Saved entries

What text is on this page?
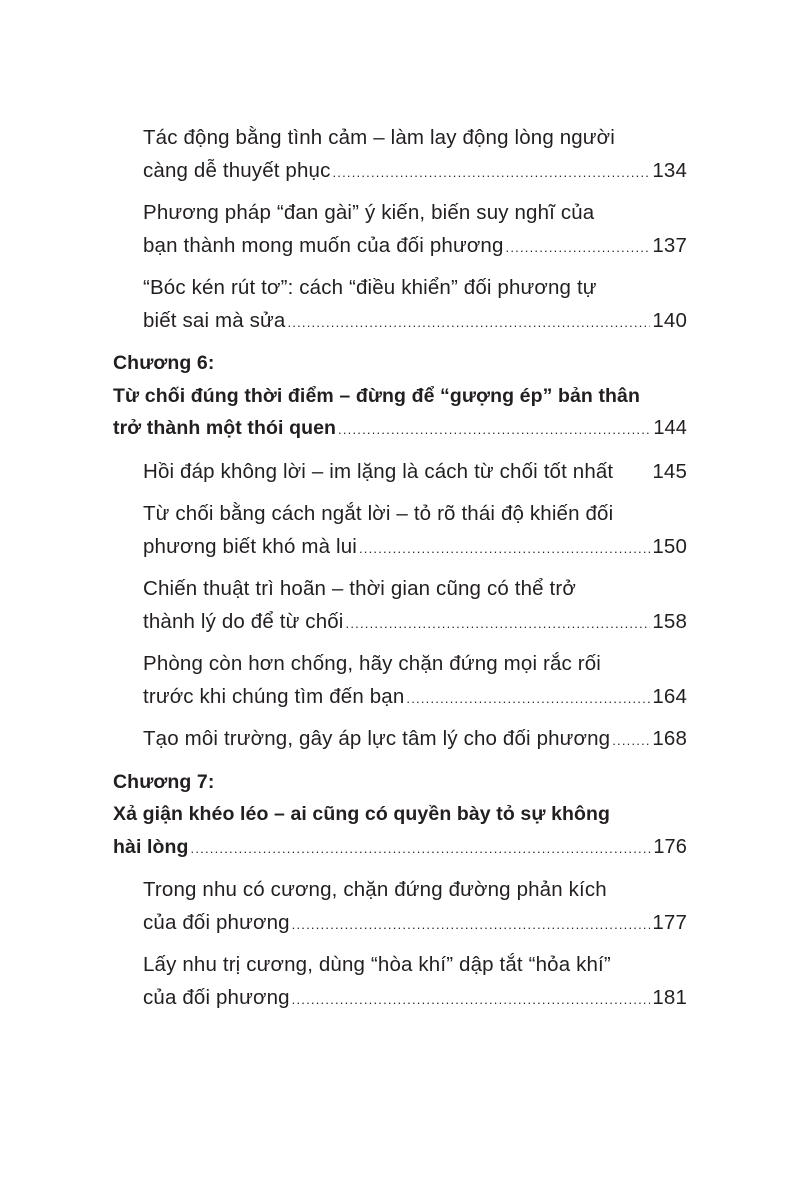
Tác động bằng tình cảm – làm lay động lòng người
càng dễ thuyết phục .....	134
Phương pháp “đan gài” ý kiến, biến suy nghĩ của
bạn thành mong muốn của đối phương .....	137
“Bóc kén rút tơ”: cách “điều khiển” đối phương tự
biết sai mà sửa .....	140
Chương 6:
Từ chối đúng thời điểm – đừng để “gượng ép” bản thân
trở thành một thói quen .....	144
Hồi đáp không lời – im lặng là cách từ chối tốt nhất 145
Từ chối bằng cách ngắt lời – tỏ rõ thái độ khiến đối
phương biết khó mà lui .....	150
Chiến thuật trì hoãn – thời gian cũng có thể trở
thành lý do để từ chối .....	158
Phòng còn hơn chống, hãy chặn đứng mọi rắc rối
trước khi chúng tìm đến bạn .....	164
Tạo môi trường, gây áp lực tâm lý cho đối phương ..... 168
Chương 7:
Xả giận khéo léo – ai cũng có quyền bày tỏ sự không
hài lòng .....	176
Trong nhu có cương, chặn đứng đường phản kích
của đối phương .....	177
Lấy nhu trị cương, dùng “hòa khí” dập tắt “hỏa khí”
của đối phương .....	181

Exercise objective
For each line of the entries that includes "biết", show that line.

Exercise solution
biết sai mà sửa .....	140
phương biết khó mà lui .....	150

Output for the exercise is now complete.